— REQUIREMENTS —
Will you give every entry again exactly as it stands?

— DATA PROVIDED —
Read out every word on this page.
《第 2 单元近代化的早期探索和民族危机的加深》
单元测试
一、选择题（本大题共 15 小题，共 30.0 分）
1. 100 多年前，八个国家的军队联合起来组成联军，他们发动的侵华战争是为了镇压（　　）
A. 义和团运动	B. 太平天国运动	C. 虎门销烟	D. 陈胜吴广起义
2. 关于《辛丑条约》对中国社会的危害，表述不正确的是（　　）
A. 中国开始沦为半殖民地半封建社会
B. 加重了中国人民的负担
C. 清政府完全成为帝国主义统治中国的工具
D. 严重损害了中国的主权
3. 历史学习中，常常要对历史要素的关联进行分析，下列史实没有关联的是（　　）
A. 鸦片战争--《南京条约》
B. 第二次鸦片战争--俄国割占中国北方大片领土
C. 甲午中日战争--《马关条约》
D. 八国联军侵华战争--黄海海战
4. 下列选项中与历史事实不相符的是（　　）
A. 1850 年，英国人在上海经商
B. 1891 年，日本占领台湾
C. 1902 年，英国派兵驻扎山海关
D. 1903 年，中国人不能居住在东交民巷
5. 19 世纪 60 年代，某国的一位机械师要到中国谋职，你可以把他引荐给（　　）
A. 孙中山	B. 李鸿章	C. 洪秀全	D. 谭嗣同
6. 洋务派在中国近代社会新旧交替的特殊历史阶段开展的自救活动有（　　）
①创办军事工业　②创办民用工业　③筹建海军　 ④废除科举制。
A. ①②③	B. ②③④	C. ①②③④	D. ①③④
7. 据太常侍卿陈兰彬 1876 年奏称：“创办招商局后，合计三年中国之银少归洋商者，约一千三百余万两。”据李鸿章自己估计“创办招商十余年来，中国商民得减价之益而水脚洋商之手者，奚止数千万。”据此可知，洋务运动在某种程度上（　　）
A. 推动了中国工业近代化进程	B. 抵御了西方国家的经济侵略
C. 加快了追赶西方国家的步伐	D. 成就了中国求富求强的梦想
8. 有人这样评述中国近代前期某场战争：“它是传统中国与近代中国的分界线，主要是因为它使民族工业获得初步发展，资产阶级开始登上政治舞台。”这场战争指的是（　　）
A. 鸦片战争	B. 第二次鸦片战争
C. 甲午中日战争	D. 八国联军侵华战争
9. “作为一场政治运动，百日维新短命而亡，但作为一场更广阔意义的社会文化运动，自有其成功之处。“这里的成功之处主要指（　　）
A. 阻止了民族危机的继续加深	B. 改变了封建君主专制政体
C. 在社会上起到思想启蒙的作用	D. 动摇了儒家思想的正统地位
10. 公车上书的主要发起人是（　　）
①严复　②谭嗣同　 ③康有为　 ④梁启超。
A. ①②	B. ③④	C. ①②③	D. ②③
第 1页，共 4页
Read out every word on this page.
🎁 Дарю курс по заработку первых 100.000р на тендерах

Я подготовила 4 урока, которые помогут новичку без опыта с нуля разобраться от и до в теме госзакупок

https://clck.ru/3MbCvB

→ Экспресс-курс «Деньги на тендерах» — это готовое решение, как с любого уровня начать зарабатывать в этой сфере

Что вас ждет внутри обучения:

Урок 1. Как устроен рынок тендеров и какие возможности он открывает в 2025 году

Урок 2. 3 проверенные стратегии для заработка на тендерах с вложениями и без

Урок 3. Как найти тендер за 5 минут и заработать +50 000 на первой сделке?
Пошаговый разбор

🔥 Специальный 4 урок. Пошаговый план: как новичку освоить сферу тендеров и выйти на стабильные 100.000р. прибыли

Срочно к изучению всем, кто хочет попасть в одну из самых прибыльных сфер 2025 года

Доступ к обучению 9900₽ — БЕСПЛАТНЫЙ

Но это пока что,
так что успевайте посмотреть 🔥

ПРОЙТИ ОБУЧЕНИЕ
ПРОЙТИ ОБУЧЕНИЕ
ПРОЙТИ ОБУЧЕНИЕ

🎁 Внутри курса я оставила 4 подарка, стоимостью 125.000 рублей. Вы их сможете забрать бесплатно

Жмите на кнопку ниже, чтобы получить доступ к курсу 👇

— EXERCISE SOLUTION —
Read out every word on this page.
《第 2 单元近代化的早期探索和民族危机的加深》
单元测试
一、选择题（本大题共 15 小题，共 30.0 分）
1. 100 多年前，八个国家的军队联合起来组成联军，他们发动的侵华战争是为了镇压（　　）
A. 义和团运动	B. 太平天国运动	C. 虎门销烟	D. 陈胜吴广起义
2. 关于《辛丑条约》对中国社会的危害，表述不正确的是（　　）
A. 中国开始沦为半殖民地半封建社会
B. 加重了中国人民的负担
C. 清政府完全成为帝国主义统治中国的工具
D. 严重损害了中国的主权
3. 历史学习中，常常要对历史要素的关联进行分析，下列史实没有关联的是（　　）
A. 鸦片战争--《南京条约》
B. 第二次鸦片战争--俄国割占中国北方大片领土
C. 甲午中日战争--《马关条约》
D. 八国联军侵华战争--黄海海战
4. 下列选项中与历史事实不相符的是（　　）
A. 1850 年，英国人在上海经商
B. 1891 年，日本占领台湾
C. 1902 年，英国派兵驻扎山海关
D. 1903 年，中国人不能居住在东交民巷
5. 19 世纪 60 年代，某国的一位机械师要到中国谋职，你可以把他引荐给（　　）
A. 孙中山	B. 李鸿章	C. 洪秀全	D. 谭嗣同
6. 洋务派在中国近代社会新旧交替的特殊历史阶段开展的自救活动有（　　）
①创办军事工业　②创办民用工业　③筹建海军　 ④废除科举制。
A. ①②③	B. ②③④	C. ①②③④	D. ①③④
7. 据太常侍卿陈兰彬 1876 年奏称：“创办招商局后，合计三年中国之银少归洋商者，约一千三百余万两。”据李鸿章自己估计“创办招商十余年来，中国商民得减价之益而水脚洋商之手者，奚止数千万。”据此可知，洋务运动在某种程度上（　　）
A. 推动了中国工业近代化进程	B. 抵御了西方国家的经济侵略
C. 加快了追赶西方国家的步伐	D. 成就了中国求富求强的梦想
8. 有人这样评述中国近代前期某场战争：“它是传统中国与近代中国的分界线，主要是因为它使民族工业获得初步发展，资产阶级开始登上政治舞台。”这场战争指的是（　　）
A. 鸦片战争	B. 第二次鸦片战争
C. 甲午中日战争	D. 八国联军侵华战争
9. “作为一场政治运动，百日维新短命而亡，但作为一场更广阔意义的社会文化运动，自有其成功之处。“这里的成功之处主要指（　　）
A. 阻止了民族危机的继续加深	B. 改变了封建君主专制政体
C. 在社会上起到思想启蒙的作用	D. 动摇了儒家思想的正统地位
10. 公车上书的主要发起人是（　　）
①严复　②谭嗣同　 ③康有为　 ④梁启超。
A. ①②	B. ③④	C. ①②③	D. ②③
第 1页，共 4页
Read out every word on this page.
🎁 Дарю курс по заработку первых 100.000р на тендерах

Я подготовила 4 урока, которые помогут новичку без опыта с нуля разобраться от и до в теме госзакупок

https://clck.ru/3MbCvB

→ Экспресс-курс «Деньги на тендерах» — это готовое решение, как с любого уровня начать зарабатывать в этой сфере

Что вас ждет внутри обучения:

Урок 1. Как устроен рынок тендеров и какие возможности он открывает в 2025 году

Урок 2. 3 проверенные стратегии для заработка на тендерах с вложениями и без

Урок 3. Как найти тендер за 5 минут и заработать +50 000 на первой сделке?
Пошаговый разбор

🔥 Специальный 4 урок. Пошаговый план: как новичку освоить сферу тендеров и выйти на стабильные 100.000р. прибыли

Срочно к изучению всем, кто хочет попасть в одну из самых прибыльных сфер 2025 года

Доступ к обучению 9900₽ — БЕСПЛАТНЫЙ

Но это пока что,
так что успевайте посмотреть 🔥

ПРОЙТИ ОБУЧЕНИЕ
ПРОЙТИ ОБУЧЕНИЕ
ПРОЙТИ ОБУЧЕНИЕ

🎁 Внутри курса я оставила 4 подарка, стоимостью 125.000 рублей. Вы их сможете забрать бесплатно

Жмите на кнопку ниже, чтобы получить доступ к курсу 👇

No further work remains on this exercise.